• _Task to complete_:
Output all lines exactly, with nothing added or dropped.
● ● ●
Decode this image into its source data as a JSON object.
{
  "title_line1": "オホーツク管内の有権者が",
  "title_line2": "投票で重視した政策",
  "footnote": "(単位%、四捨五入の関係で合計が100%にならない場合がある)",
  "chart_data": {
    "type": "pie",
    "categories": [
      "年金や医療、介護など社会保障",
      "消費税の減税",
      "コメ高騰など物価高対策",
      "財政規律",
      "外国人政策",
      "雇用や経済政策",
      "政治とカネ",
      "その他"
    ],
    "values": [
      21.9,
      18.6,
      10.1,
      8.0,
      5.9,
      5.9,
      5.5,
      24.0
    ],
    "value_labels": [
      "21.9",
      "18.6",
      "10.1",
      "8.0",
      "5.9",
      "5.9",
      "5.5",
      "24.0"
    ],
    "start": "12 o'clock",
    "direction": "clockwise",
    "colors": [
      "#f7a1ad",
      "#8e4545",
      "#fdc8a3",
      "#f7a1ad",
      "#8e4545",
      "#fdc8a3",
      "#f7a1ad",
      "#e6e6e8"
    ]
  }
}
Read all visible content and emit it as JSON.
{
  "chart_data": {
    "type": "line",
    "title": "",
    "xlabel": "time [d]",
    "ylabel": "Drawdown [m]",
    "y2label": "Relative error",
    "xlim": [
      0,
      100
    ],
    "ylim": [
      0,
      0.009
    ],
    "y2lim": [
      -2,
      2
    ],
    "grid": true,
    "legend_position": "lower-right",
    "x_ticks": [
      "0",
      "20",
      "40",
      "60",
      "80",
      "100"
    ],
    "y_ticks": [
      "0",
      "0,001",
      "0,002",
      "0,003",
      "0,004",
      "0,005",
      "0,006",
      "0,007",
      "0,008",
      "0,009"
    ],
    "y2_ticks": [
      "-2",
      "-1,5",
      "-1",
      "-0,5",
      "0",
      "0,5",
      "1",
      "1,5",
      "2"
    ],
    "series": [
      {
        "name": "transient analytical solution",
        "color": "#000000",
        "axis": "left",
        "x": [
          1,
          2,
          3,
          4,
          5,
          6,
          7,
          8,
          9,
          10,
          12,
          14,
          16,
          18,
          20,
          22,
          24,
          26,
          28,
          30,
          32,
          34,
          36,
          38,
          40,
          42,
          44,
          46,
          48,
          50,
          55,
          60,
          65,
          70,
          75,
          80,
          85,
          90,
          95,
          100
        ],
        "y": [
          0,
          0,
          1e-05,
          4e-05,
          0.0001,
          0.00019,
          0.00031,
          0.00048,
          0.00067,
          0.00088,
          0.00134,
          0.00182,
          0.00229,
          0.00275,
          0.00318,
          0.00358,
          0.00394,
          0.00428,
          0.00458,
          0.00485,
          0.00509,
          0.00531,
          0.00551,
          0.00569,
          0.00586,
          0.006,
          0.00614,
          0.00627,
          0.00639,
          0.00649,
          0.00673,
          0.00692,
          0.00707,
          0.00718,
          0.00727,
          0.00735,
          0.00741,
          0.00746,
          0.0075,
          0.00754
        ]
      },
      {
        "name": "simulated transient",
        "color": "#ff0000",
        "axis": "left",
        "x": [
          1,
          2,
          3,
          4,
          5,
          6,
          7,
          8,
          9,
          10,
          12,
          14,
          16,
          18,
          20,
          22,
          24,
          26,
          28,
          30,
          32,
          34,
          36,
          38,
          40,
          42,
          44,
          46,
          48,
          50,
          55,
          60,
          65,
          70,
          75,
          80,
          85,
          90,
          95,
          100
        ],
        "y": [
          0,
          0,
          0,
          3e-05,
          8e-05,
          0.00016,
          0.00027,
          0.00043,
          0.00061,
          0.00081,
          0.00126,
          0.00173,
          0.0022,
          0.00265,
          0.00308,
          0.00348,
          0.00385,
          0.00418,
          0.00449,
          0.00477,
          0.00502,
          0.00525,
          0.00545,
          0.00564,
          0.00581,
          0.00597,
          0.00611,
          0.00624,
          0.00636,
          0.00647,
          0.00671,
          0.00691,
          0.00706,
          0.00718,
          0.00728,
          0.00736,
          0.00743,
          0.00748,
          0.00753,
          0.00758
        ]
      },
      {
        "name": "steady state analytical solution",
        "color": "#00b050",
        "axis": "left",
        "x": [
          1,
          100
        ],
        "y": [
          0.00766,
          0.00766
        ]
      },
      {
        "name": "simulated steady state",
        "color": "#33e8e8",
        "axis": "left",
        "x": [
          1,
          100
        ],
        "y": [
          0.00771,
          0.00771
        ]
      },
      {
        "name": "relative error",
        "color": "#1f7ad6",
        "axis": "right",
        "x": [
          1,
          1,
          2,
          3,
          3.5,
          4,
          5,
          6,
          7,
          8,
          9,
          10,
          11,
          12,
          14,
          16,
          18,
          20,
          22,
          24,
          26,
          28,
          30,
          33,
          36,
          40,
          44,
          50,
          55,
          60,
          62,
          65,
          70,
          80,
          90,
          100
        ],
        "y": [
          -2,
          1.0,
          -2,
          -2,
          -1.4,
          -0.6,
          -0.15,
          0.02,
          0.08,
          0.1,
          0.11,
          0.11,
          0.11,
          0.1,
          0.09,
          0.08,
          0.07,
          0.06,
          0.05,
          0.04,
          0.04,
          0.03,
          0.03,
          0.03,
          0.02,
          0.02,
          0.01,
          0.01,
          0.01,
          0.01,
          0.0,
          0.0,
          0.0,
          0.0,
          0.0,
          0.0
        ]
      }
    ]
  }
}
● ● ●
• _Finished task_:
Decode this image into its source data as a JSON object.
{
  "title_line1": "オホーツク管内の有権者が",
  "title_line2": "投票で重視した政策",
  "footnote": "(単位%、四捨五入の関係で合計が100%にならない場合がある)",
  "chart_data": {
    "type": "pie",
    "categories": [
      "年金や医療、介護など社会保障",
      "消費税の減税",
      "コメ高騰など物価高対策",
      "財政規律",
      "外国人政策",
      "雇用や経済政策",
      "政治とカネ",
      "その他"
    ],
    "values": [
      21.9,
      18.6,
      10.1,
      8.0,
      5.9,
      5.9,
      5.5,
      24.0
    ],
    "value_labels": [
      "21.9",
      "18.6",
      "10.1",
      "8.0",
      "5.9",
      "5.9",
      "5.5",
      "24.0"
    ],
    "start": "12 o'clock",
    "direction": "clockwise",
    "colors": [
      "#f7a1ad",
      "#8e4545",
      "#fdc8a3",
      "#f7a1ad",
      "#8e4545",
      "#fdc8a3",
      "#f7a1ad",
      "#e6e6e8"
    ]
  }
}
Read all visible content and emit it as JSON.
{
  "chart_data": {
    "type": "line",
    "title": "",
    "xlabel": "time [d]",
    "ylabel": "Drawdown [m]",
    "y2label": "Relative error",
    "xlim": [
      0,
      100
    ],
    "ylim": [
      0,
      0.009
    ],
    "y2lim": [
      -2,
      2
    ],
    "grid": true,
    "legend_position": "lower-right",
    "x_ticks": [
      "0",
      "20",
      "40",
      "60",
      "80",
      "100"
    ],
    "y_ticks": [
      "0",
      "0,001",
      "0,002",
      "0,003",
      "0,004",
      "0,005",
      "0,006",
      "0,007",
      "0,008",
      "0,009"
    ],
    "y2_ticks": [
      "-2",
      "-1,5",
      "-1",
      "-0,5",
      "0",
      "0,5",
      "1",
      "1,5",
      "2"
    ],
    "series": [
      {
        "name": "transient analytical solution",
        "color": "#000000",
        "axis": "left",
        "x": [
          1,
          2,
          3,
          4,
          5,
          6,
          7,
          8,
          9,
          10,
          12,
          14,
          16,
          18,
          20,
          22,
          24,
          26,
          28,
          30,
          32,
          34,
          36,
          38,
          40,
          42,
          44,
          46,
          48,
          50,
          55,
          60,
          65,
          70,
          75,
          80,
          85,
          90,
          95,
          100
        ],
        "y": [
          0,
          0,
          1e-05,
          4e-05,
          0.0001,
          0.00019,
          0.00031,
          0.00048,
          0.00067,
          0.00088,
          0.00134,
          0.00182,
          0.00229,
          0.00275,
          0.00318,
          0.00358,
          0.00394,
          0.00428,
          0.00458,
          0.00485,
          0.00509,
          0.00531,
          0.00551,
          0.00569,
          0.00586,
          0.006,
          0.00614,
          0.00627,
          0.00639,
          0.00649,
          0.00673,
          0.00692,
          0.00707,
          0.00718,
          0.00727,
          0.00735,
          0.00741,
          0.00746,
          0.0075,
          0.00754
        ]
      },
      {
        "name": "simulated transient",
        "color": "#ff0000",
        "axis": "left",
        "x": [
          1,
          2,
          3,
          4,
          5,
          6,
          7,
          8,
          9,
          10,
          12,
          14,
          16,
          18,
          20,
          22,
          24,
          26,
          28,
          30,
          32,
          34,
          36,
          38,
          40,
          42,
          44,
          46,
          48,
          50,
          55,
          60,
          65,
          70,
          75,
          80,
          85,
          90,
          95,
          100
        ],
        "y": [
          0,
          0,
          0,
          3e-05,
          8e-05,
          0.00016,
          0.00027,
          0.00043,
          0.00061,
          0.00081,
          0.00126,
          0.00173,
          0.0022,
          0.00265,
          0.00308,
          0.00348,
          0.00385,
          0.00418,
          0.00449,
          0.00477,
          0.00502,
          0.00525,
          0.00545,
          0.00564,
          0.00581,
          0.00597,
          0.00611,
          0.00624,
          0.00636,
          0.00647,
          0.00671,
          0.00691,
          0.00706,
          0.00718,
          0.00728,
          0.00736,
          0.00743,
          0.00748,
          0.00753,
          0.00758
        ]
      },
      {
        "name": "steady state analytical solution",
        "color": "#00b050",
        "axis": "left",
        "x": [
          1,
          100
        ],
        "y": [
          0.00766,
          0.00766
        ]
      },
      {
        "name": "simulated steady state",
        "color": "#33e8e8",
        "axis": "left",
        "x": [
          1,
          100
        ],
        "y": [
          0.00771,
          0.00771
        ]
      },
      {
        "name": "relative error",
        "color": "#1f7ad6",
        "axis": "right",
        "x": [
          1,
          1,
          2,
          3,
          3.5,
          4,
          5,
          6,
          7,
          8,
          9,
          10,
          11,
          12,
          14,
          16,
          18,
          20,
          22,
          24,
          26,
          28,
          30,
          33,
          36,
          40,
          44,
          50,
          55,
          60,
          62,
          65,
          70,
          80,
          90,
          100
        ],
        "y": [
          -2,
          1.0,
          -2,
          -2,
          -1.4,
          -0.6,
          -0.15,
          0.02,
          0.08,
          0.1,
          0.11,
          0.11,
          0.11,
          0.1,
          0.09,
          0.08,
          0.07,
          0.06,
          0.05,
          0.04,
          0.04,
          0.03,
          0.03,
          0.03,
          0.02,
          0.02,
          0.01,
          0.01,
          0.01,
          0.01,
          0.0,
          0.0,
          0.0,
          0.0,
          0.0,
          0.0
        ]
      }
    ]
  }
}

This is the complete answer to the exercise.